-- Element and coordinate records --
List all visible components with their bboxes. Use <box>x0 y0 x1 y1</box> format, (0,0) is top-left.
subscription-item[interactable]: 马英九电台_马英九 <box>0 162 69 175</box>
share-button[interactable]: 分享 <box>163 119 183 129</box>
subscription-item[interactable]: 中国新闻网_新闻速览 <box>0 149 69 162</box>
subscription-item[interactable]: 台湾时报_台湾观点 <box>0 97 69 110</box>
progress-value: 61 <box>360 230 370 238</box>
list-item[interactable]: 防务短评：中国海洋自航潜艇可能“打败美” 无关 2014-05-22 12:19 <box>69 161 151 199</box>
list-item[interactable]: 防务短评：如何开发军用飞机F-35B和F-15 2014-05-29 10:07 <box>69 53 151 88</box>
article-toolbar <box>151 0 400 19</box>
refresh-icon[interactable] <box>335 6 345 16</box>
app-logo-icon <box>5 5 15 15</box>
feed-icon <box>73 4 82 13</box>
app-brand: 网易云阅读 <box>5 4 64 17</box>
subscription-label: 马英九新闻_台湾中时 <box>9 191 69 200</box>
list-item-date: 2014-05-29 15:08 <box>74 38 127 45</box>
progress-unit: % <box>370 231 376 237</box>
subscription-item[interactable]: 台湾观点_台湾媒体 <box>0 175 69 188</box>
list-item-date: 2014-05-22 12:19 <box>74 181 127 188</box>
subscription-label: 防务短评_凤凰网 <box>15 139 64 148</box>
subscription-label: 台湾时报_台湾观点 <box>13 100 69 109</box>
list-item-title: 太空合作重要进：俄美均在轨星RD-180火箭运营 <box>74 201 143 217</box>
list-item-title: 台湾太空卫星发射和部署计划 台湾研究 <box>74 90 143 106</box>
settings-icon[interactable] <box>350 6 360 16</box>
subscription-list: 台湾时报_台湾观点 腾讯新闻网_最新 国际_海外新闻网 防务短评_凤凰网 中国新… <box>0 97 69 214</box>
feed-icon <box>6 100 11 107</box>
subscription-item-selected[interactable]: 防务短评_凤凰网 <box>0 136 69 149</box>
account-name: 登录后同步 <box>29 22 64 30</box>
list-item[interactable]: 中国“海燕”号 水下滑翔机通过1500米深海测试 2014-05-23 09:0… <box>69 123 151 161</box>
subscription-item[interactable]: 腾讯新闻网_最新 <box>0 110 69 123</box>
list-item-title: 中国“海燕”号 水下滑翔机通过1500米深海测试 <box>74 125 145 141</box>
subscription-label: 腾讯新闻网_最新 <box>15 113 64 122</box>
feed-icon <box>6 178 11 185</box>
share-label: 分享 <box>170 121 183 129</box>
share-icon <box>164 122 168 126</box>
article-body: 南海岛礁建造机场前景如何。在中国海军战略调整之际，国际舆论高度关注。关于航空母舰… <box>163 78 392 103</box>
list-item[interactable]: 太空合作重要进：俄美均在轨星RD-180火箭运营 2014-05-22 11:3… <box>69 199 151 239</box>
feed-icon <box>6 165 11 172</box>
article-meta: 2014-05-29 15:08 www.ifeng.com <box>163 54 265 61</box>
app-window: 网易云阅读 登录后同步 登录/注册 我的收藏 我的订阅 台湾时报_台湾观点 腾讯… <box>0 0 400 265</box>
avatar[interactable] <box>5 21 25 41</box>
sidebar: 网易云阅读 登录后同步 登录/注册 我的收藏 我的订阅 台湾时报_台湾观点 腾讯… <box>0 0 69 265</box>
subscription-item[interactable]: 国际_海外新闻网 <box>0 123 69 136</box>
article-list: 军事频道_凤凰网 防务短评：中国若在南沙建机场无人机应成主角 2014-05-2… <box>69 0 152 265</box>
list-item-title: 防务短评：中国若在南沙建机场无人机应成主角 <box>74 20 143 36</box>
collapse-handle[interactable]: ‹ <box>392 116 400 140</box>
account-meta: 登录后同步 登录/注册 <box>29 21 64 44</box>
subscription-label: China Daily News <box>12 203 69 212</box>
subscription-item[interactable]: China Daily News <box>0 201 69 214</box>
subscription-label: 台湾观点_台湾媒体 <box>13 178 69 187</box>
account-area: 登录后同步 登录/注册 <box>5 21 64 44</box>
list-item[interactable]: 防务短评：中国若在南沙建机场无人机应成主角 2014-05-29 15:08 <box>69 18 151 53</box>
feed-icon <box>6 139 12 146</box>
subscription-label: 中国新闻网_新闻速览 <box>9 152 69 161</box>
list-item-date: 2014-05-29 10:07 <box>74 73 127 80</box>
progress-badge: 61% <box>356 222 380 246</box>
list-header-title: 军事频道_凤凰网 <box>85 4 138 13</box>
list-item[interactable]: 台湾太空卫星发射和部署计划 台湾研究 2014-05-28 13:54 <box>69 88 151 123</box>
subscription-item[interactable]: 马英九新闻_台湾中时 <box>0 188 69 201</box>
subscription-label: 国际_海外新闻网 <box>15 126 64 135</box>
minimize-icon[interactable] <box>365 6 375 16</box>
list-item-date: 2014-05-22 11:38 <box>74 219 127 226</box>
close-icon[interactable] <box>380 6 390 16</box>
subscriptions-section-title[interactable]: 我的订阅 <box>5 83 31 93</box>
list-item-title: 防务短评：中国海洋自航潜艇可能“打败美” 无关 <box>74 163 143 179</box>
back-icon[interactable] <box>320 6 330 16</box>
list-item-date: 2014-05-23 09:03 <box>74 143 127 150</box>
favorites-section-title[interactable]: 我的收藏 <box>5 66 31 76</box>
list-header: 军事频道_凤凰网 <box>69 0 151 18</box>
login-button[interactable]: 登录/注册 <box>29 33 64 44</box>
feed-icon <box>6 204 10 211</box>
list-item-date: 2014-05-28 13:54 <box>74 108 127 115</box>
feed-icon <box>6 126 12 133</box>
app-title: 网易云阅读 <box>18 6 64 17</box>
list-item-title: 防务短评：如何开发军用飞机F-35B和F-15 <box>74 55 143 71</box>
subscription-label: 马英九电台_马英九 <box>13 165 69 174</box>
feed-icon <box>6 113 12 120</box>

-- What to produce --
Which lines in the records above contain the string "我的收藏"? Copy each such line, treating case as significant.

-- Answer below --
app-window: 网易云阅读 登录后同步 登录/注册 我的收藏 我的订阅 台湾时报_台湾观点 腾讯… <box>0 0 400 265</box>
sidebar: 网易云阅读 登录后同步 登录/注册 我的收藏 我的订阅 台湾时报_台湾观点 腾讯… <box>0 0 69 265</box>
favorites-section-title[interactable]: 我的收藏 <box>5 66 31 76</box>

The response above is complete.